[Begin]
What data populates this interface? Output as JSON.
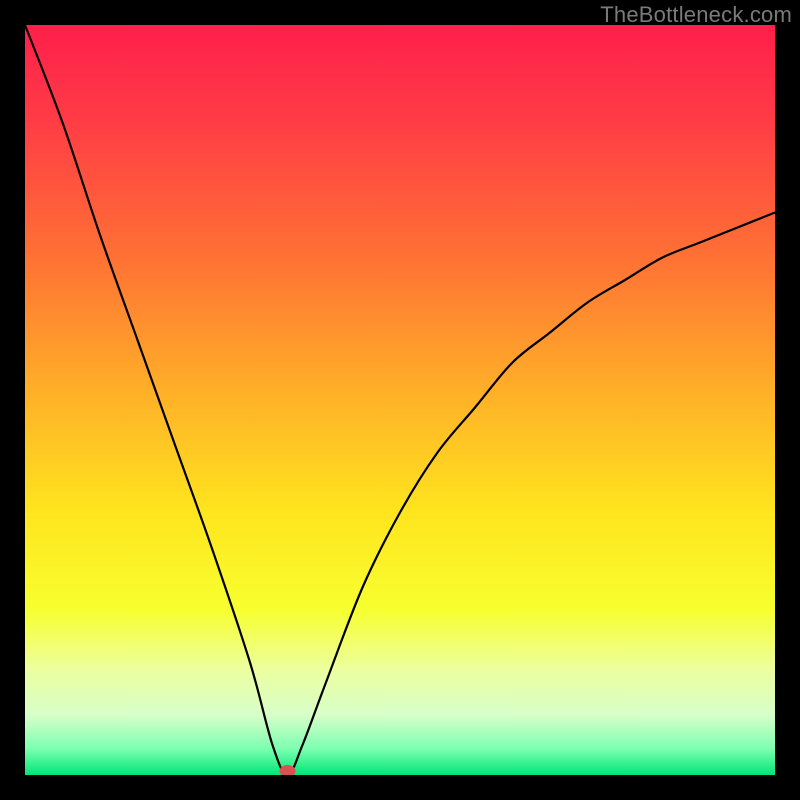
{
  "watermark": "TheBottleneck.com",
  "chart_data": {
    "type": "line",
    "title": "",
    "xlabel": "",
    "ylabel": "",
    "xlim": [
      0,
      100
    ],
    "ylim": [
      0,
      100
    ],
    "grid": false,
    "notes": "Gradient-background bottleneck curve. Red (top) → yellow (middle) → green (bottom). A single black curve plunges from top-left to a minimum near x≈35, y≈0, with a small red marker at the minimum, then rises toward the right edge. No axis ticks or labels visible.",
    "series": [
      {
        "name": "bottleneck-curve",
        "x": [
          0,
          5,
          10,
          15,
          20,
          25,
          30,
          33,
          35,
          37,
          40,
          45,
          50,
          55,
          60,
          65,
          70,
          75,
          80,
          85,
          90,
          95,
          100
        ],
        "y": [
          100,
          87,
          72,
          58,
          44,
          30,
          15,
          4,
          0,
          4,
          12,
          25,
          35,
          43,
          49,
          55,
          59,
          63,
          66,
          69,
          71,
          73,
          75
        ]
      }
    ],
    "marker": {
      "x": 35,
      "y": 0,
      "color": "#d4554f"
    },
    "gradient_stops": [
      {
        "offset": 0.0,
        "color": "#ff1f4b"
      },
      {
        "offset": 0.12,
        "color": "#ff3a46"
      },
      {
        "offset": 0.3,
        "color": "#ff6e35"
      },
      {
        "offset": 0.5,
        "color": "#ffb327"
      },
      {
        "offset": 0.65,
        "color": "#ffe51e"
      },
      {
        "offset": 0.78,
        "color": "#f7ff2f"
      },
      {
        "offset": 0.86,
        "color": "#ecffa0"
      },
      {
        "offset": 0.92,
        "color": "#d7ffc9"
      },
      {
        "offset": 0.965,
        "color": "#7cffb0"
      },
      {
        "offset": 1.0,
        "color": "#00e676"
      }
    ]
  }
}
[End]
[Begin]
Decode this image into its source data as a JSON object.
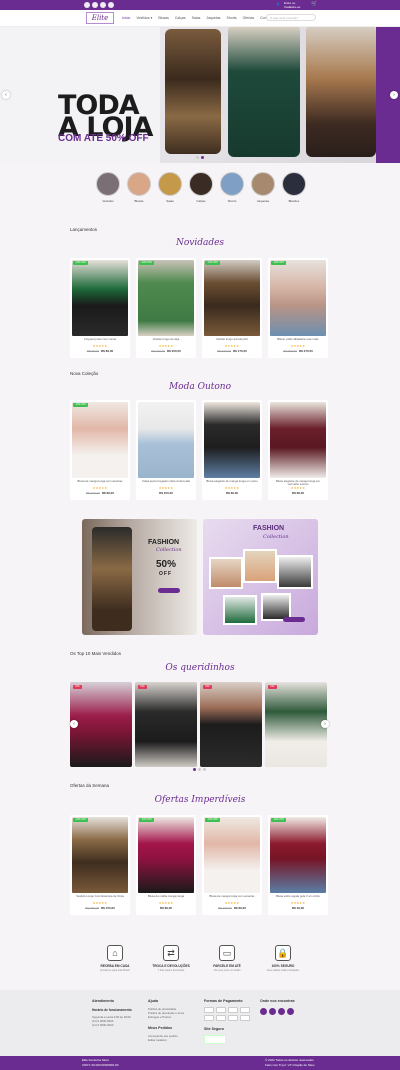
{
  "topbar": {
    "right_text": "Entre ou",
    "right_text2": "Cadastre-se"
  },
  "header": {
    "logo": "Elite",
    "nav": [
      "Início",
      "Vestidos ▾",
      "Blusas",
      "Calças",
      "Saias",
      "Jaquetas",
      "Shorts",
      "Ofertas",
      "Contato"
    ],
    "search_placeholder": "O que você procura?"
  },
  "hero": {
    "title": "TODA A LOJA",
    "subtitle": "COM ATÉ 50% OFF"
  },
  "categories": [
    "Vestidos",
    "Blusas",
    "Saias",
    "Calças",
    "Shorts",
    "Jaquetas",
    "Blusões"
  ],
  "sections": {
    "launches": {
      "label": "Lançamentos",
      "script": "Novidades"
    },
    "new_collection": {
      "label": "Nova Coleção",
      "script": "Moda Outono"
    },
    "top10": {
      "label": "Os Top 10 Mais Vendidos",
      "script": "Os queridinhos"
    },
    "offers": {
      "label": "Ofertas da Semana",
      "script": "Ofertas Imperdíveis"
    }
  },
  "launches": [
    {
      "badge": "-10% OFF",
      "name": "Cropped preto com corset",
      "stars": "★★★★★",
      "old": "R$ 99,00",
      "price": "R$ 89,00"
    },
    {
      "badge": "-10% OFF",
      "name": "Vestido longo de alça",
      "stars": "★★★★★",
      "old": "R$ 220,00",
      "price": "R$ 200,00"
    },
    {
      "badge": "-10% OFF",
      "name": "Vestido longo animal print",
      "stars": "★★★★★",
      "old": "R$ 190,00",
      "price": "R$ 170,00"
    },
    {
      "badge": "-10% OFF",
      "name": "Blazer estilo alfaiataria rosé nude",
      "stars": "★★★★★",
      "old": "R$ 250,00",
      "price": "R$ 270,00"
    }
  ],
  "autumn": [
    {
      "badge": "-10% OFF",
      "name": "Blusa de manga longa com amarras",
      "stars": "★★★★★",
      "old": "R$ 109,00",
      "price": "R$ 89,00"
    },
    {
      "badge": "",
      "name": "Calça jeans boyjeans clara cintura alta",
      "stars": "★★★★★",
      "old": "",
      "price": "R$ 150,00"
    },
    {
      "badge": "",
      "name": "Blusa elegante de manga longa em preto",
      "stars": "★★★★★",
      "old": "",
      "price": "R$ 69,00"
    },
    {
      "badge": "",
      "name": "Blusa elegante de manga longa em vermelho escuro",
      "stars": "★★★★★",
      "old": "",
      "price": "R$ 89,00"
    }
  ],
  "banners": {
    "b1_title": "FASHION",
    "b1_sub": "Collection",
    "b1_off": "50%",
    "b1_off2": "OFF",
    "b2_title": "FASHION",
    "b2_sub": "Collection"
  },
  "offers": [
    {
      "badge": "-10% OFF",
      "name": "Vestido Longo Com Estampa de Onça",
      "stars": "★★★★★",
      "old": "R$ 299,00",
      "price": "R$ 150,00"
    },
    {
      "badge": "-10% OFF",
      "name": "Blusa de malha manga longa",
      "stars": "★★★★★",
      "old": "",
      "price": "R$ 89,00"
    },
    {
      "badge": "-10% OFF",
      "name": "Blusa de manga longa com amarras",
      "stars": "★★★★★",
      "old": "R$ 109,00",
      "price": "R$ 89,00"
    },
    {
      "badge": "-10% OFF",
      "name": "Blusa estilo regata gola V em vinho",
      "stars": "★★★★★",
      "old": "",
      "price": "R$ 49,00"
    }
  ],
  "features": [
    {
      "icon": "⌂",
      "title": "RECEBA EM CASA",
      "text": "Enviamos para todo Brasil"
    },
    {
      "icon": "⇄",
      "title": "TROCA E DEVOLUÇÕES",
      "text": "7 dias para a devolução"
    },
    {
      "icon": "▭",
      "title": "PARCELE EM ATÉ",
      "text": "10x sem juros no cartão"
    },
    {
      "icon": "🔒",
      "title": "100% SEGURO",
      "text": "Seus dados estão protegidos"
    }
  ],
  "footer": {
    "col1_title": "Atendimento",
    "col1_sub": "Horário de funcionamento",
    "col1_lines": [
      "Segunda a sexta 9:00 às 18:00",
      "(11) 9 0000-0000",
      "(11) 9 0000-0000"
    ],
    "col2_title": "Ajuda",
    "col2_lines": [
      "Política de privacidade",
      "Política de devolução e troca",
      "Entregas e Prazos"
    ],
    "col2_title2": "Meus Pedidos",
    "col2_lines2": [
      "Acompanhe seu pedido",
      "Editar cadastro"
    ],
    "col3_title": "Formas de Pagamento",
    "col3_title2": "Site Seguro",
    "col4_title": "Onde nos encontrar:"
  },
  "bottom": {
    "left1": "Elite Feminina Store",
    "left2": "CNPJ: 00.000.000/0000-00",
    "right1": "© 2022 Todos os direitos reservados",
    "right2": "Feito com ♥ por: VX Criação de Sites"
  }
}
[End]
Copy every line of the entries above in which "longa" occurs.

      "name": "Blusa de manga longa com amarras",
      "name": "Blusa elegante de manga longa em preto",
      "name": "Blusa elegante de manga longa em vermelho escuro",
      "name": "Blusa de malha manga longa",
      "name": "Blusa de manga longa com amarras",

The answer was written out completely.